■ YOUR GOAL ■
Print every record below exactly as written.

Dataset items:
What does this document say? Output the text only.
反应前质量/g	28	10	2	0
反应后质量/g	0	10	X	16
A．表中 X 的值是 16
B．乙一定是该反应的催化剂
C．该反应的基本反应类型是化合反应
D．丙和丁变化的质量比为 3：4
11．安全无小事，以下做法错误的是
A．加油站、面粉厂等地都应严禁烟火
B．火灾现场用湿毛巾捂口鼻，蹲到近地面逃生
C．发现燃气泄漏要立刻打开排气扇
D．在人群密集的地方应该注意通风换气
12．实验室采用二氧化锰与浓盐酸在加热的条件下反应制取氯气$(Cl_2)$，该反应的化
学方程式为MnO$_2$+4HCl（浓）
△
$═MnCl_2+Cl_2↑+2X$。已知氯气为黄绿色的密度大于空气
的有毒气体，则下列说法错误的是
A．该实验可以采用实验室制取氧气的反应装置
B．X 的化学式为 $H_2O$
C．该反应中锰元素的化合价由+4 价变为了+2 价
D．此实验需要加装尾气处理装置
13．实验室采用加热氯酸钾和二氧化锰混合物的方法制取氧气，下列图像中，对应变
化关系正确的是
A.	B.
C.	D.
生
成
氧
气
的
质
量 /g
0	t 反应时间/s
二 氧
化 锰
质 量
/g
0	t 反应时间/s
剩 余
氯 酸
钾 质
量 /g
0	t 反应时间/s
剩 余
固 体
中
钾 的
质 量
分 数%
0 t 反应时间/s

■ RESPONSE ■
What does this document say? Output the text only.
反应前质量/g	28	10	2	0
反应后质量/g	0	10	X	16
A．表中 X 的值是 16
B．乙一定是该反应的催化剂
C．该反应的基本反应类型是化合反应
D．丙和丁变化的质量比为 3：4
11．安全无小事，以下做法错误的是
A．加油站、面粉厂等地都应严禁烟火
B．火灾现场用湿毛巾捂口鼻，蹲到近地面逃生
C．发现燃气泄漏要立刻打开排气扇
D．在人群密集的地方应该注意通风换气
12．实验室采用二氧化锰与浓盐酸在加热的条件下反应制取氯气$(Cl_2)$，该反应的化
学方程式为MnO$_2$+4HCl（浓）
△
$═MnCl_2+Cl_2↑+2X$。已知氯气为黄绿色的密度大于空气
的有毒气体，则下列说法错误的是
A．该实验可以采用实验室制取氧气的反应装置
B．X 的化学式为 $H_2O$
C．该反应中锰元素的化合价由+4 价变为了+2 价
D．此实验需要加装尾气处理装置
13．实验室采用加热氯酸钾和二氧化锰混合物的方法制取氧气，下列图像中，对应变
化关系正确的是
A.	B.
C.	D.
生
成
氧
气
的
质
量 /g
0	t 反应时间/s
二 氧
化 锰
质 量
/g
0	t 反应时间/s
剩 余
氯 酸
钾 质
量 /g
0	t 反应时间/s
剩 余
固 体
中
钾 的
质 量
分 数%
0 t 反应时间/s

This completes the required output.